__Set exercise__:
Count lines holding the string "grooves" in the data that follows. Reply with one number only.

__Information shown__:

━━━

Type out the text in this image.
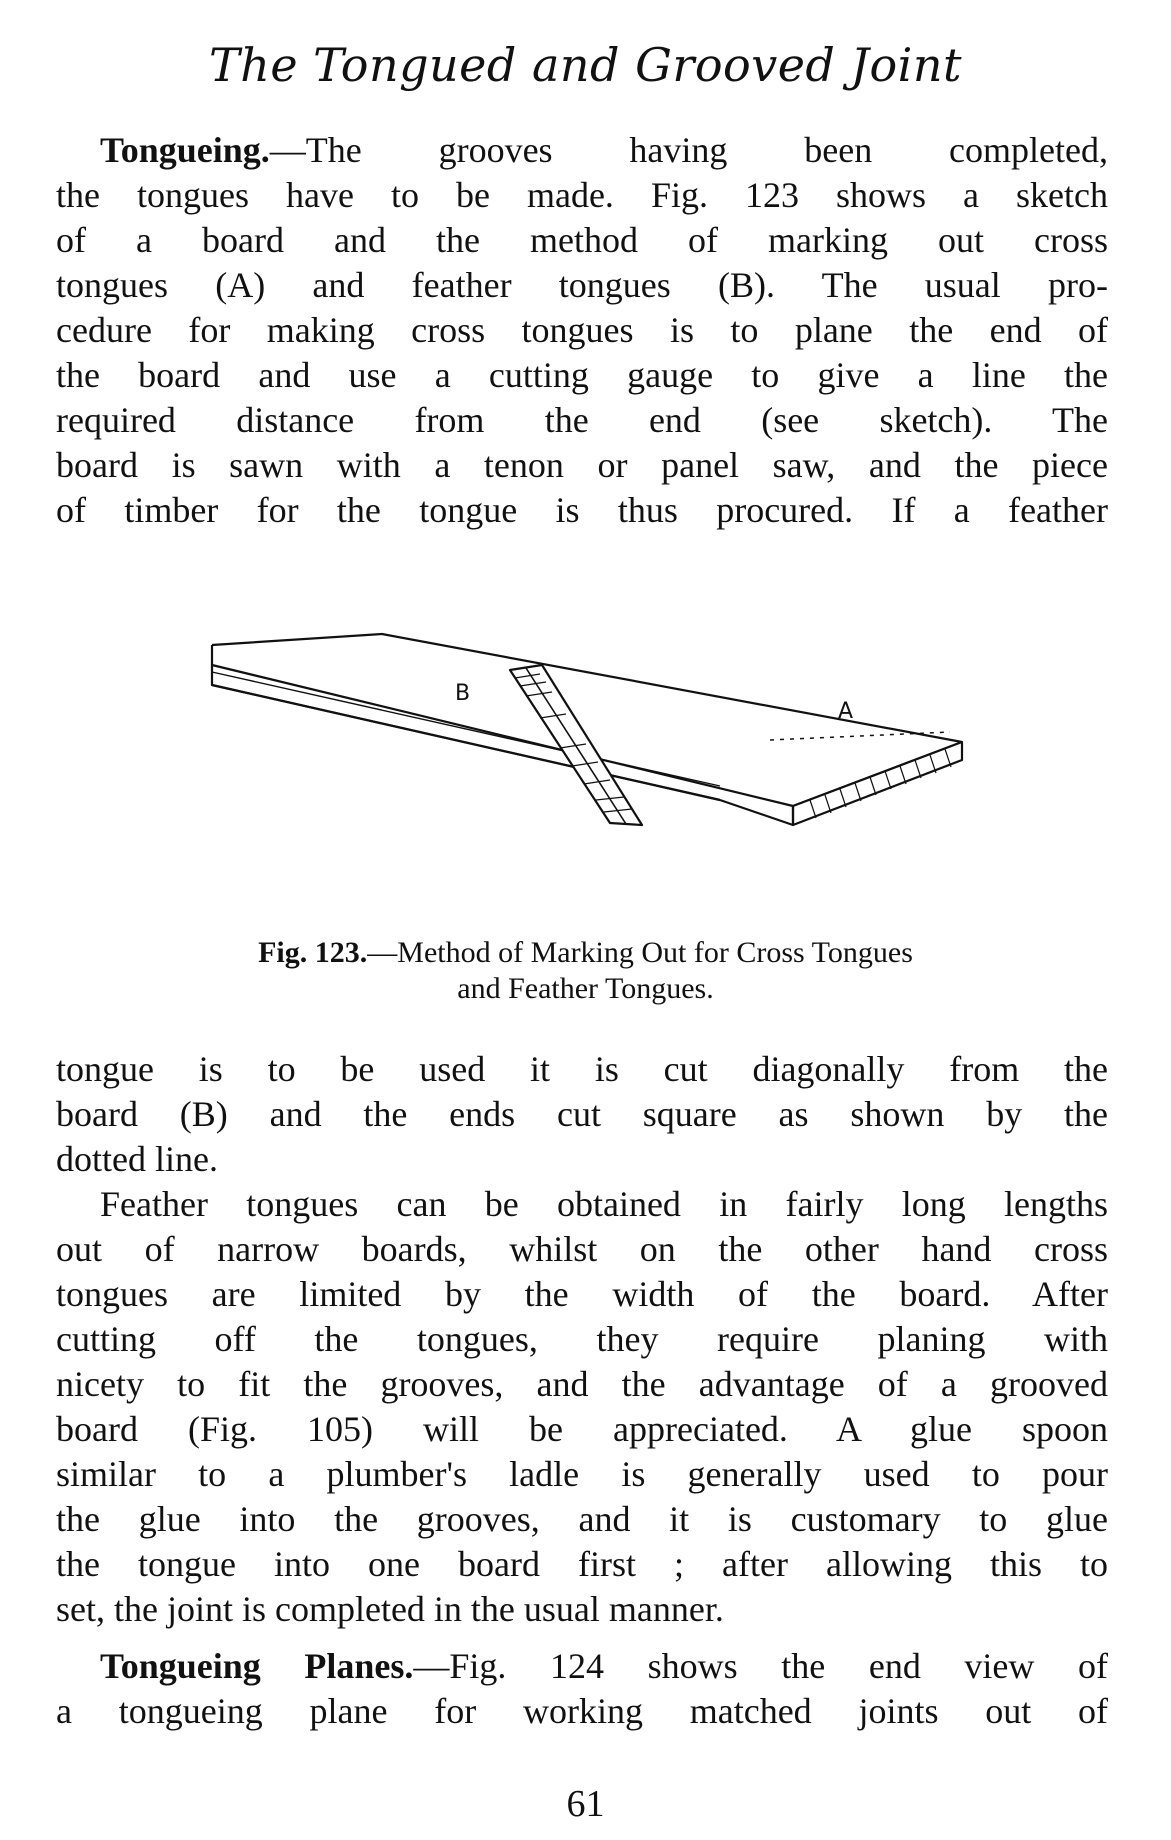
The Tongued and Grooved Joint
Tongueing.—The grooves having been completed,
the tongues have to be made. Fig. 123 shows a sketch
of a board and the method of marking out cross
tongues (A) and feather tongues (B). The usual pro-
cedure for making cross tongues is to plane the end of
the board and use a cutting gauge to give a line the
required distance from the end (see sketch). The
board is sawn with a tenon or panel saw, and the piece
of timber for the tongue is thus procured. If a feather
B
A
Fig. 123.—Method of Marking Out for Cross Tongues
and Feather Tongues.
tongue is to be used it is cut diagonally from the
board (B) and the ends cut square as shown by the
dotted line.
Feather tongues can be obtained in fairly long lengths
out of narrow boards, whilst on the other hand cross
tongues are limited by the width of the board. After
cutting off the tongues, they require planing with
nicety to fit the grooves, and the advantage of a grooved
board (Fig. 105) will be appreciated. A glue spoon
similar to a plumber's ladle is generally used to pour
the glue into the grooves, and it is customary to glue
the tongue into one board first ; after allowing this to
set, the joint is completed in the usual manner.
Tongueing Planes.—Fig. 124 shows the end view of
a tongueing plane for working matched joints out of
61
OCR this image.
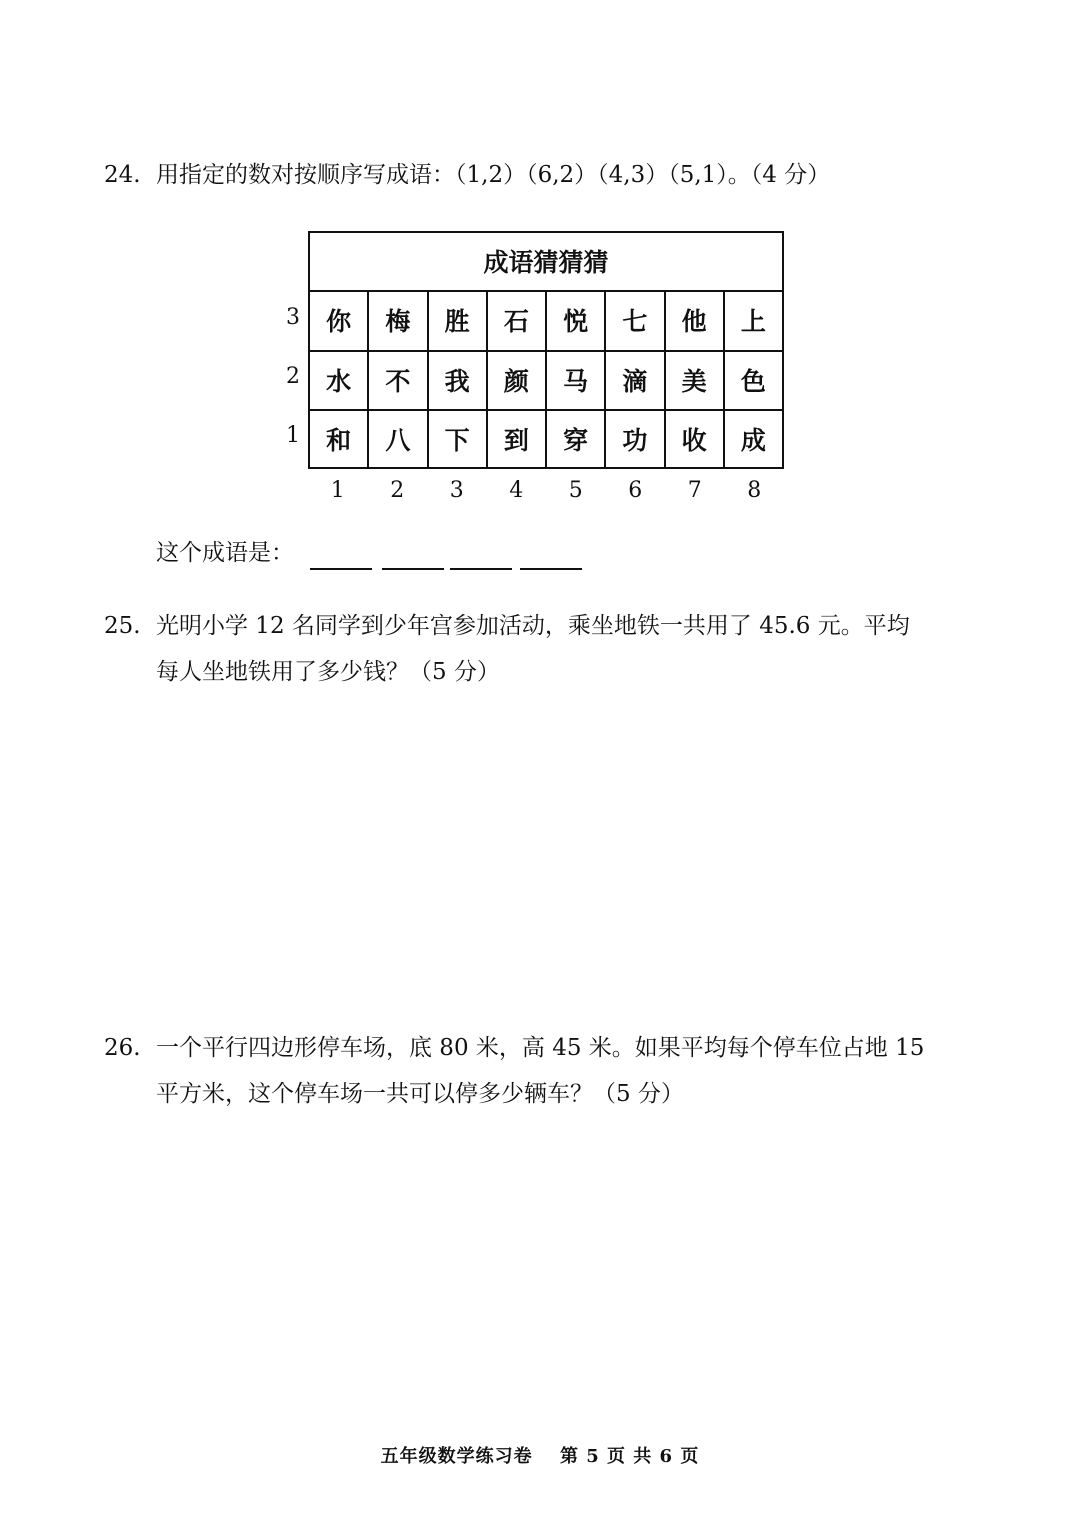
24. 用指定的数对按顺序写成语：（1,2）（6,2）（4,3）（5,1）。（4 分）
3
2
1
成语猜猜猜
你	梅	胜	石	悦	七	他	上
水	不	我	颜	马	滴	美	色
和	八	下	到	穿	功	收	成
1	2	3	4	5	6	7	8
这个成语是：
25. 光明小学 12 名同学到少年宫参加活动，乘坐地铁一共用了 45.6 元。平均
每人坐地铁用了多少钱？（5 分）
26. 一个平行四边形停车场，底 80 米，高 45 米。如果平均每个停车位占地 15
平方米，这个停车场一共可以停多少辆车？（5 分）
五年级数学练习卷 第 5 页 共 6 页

━━━

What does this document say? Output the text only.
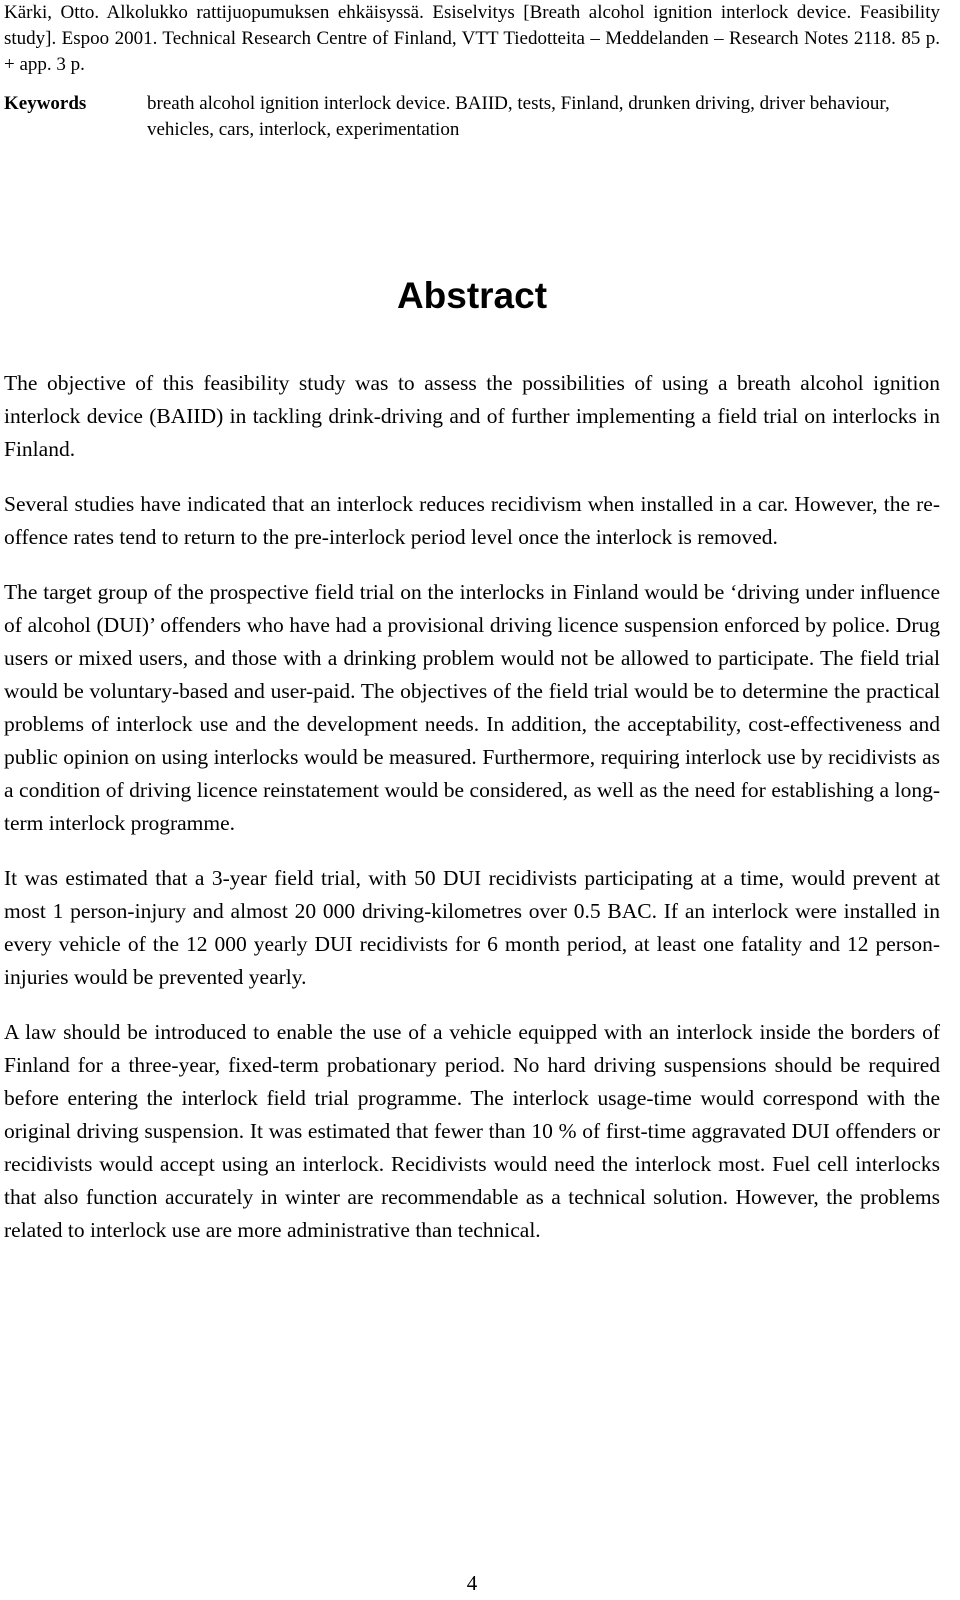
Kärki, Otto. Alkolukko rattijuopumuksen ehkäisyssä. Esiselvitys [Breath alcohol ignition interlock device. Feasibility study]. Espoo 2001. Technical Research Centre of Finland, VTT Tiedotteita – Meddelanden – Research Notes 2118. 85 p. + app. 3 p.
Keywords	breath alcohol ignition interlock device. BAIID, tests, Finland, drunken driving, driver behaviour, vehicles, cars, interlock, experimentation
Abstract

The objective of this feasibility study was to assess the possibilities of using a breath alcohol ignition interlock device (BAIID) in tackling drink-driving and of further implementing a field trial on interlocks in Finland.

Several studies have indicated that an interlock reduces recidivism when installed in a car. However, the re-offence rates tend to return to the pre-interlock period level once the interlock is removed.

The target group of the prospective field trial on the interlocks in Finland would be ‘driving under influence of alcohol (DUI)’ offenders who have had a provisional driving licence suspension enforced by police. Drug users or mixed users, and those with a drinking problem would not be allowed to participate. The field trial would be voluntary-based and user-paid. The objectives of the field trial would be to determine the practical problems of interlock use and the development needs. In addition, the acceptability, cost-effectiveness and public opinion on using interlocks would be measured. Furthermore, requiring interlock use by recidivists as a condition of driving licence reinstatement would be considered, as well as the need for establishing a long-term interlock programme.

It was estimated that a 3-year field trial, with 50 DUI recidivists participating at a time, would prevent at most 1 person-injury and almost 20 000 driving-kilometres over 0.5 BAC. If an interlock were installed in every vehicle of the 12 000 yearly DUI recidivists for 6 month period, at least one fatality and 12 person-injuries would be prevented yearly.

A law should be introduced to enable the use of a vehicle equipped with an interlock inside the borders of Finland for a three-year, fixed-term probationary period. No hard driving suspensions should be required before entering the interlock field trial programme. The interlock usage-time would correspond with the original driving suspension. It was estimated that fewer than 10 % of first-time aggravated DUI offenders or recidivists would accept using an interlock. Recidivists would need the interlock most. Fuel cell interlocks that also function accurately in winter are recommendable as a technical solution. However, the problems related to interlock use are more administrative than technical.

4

━━━

__Answer to this exercise__:
3